---- Supplied records
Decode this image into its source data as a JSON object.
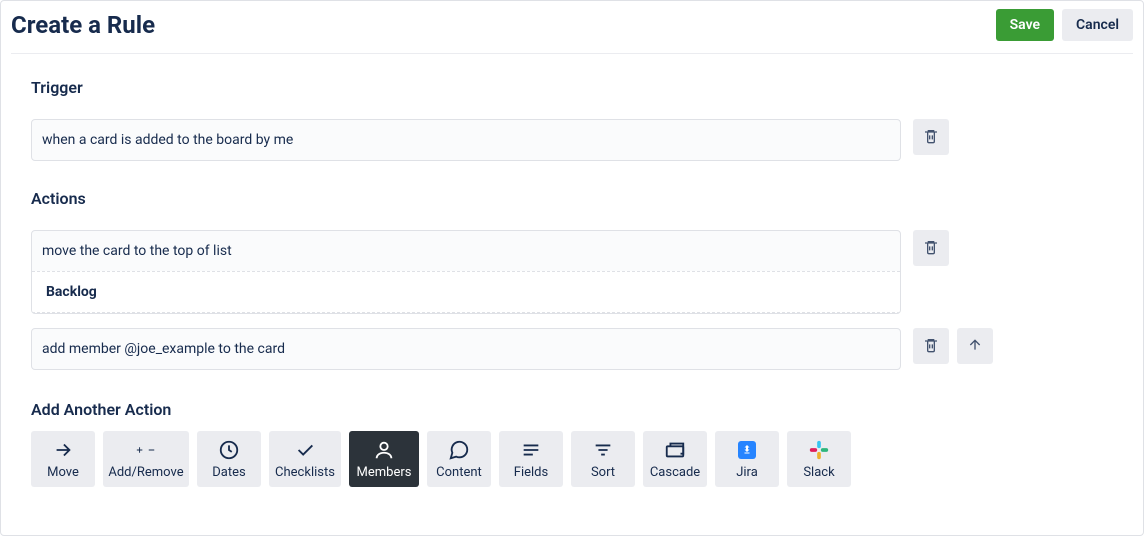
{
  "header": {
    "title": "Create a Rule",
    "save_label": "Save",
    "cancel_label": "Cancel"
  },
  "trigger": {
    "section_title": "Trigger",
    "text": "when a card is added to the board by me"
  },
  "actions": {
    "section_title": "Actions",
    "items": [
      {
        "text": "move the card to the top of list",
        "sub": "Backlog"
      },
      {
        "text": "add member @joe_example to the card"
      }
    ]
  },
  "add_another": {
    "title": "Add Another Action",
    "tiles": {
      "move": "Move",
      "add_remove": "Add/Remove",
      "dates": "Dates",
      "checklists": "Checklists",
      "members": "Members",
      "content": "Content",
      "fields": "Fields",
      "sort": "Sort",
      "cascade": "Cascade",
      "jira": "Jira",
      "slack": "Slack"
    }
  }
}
--------
* _Directive_: Transcribe the material exactly, leaving every picture out.

* _Finished task_:
Decode this image into its source data as a JSON object.
{
  "header": {
    "title": "Create a Rule",
    "save_label": "Save",
    "cancel_label": "Cancel"
  },
  "trigger": {
    "section_title": "Trigger",
    "text": "when a card is added to the board by me"
  },
  "actions": {
    "section_title": "Actions",
    "items": [
      {
        "text": "move the card to the top of list",
        "sub": "Backlog"
      },
      {
        "text": "add member @joe_example to the card"
      }
    ]
  },
  "add_another": {
    "title": "Add Another Action",
    "tiles": {
      "move": "Move",
      "add_remove": "Add/Remove",
      "dates": "Dates",
      "checklists": "Checklists",
      "members": "Members",
      "content": "Content",
      "fields": "Fields",
      "sort": "Sort",
      "cascade": "Cascade",
      "jira": "Jira",
      "slack": "Slack"
    }
  }
}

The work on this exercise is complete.